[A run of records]
┌──

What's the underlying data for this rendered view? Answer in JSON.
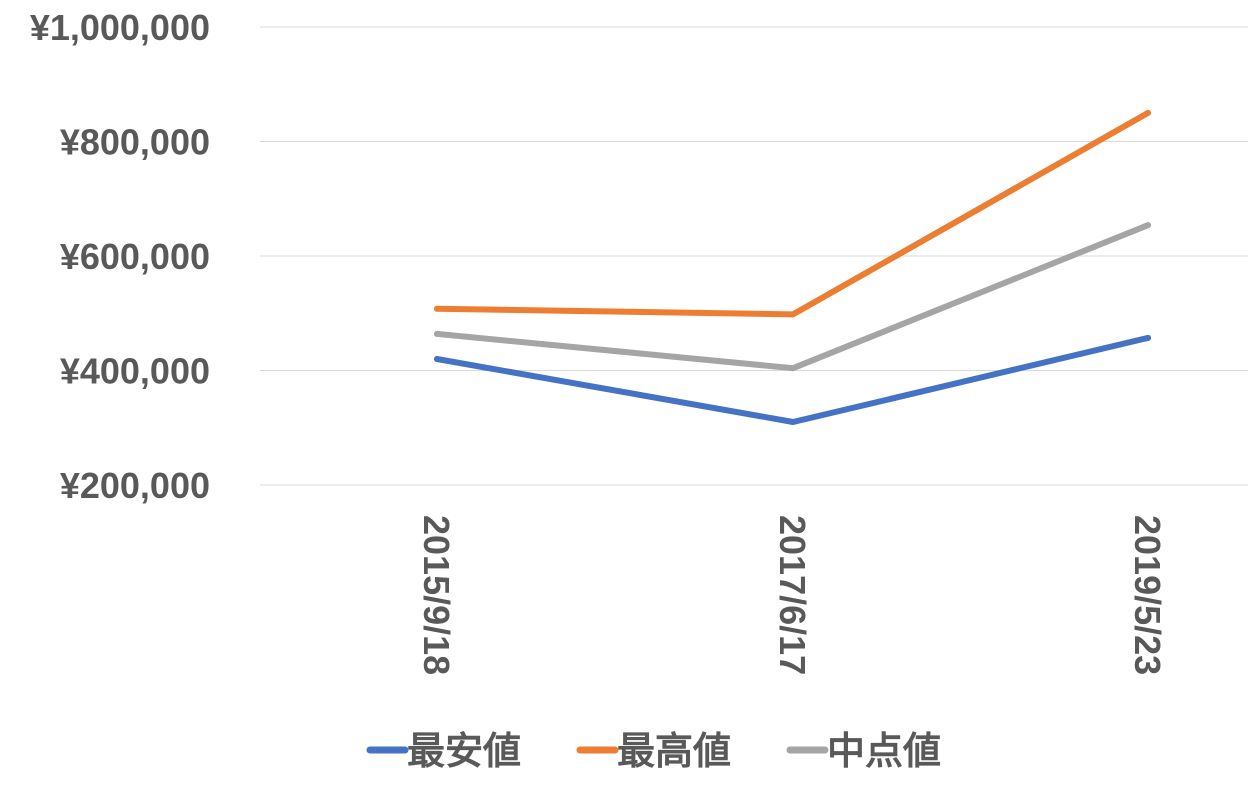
{
  "chart_data": {
    "type": "line",
    "categories": [
      "2015/9/18",
      "2017/6/17",
      "2019/5/23"
    ],
    "series": [
      {
        "name": "最安値",
        "values": [
          420000,
          310000,
          457000
        ],
        "color": "#4472c4"
      },
      {
        "name": "最高値",
        "values": [
          508000,
          498000,
          850000
        ],
        "color": "#ed7d31"
      },
      {
        "name": "中点値",
        "values": [
          464000,
          404000,
          654000
        ],
        "color": "#a5a5a5"
      }
    ],
    "y_ticks": [
      "¥200,000",
      "¥400,000",
      "¥600,000",
      "¥800,000",
      "¥1,000,000"
    ],
    "ylim": [
      200000,
      1000000
    ],
    "grid": true,
    "legend_position": "bottom",
    "title": "",
    "xlabel": "",
    "ylabel": ""
  }
}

└──

* [EXERCISE] Go through the material and select each line with the string "color" in it.

* [SOLVED EXERCISE]
        "color": "#4472c4"
        "color": "#ed7d31"
        "color": "#a5a5a5"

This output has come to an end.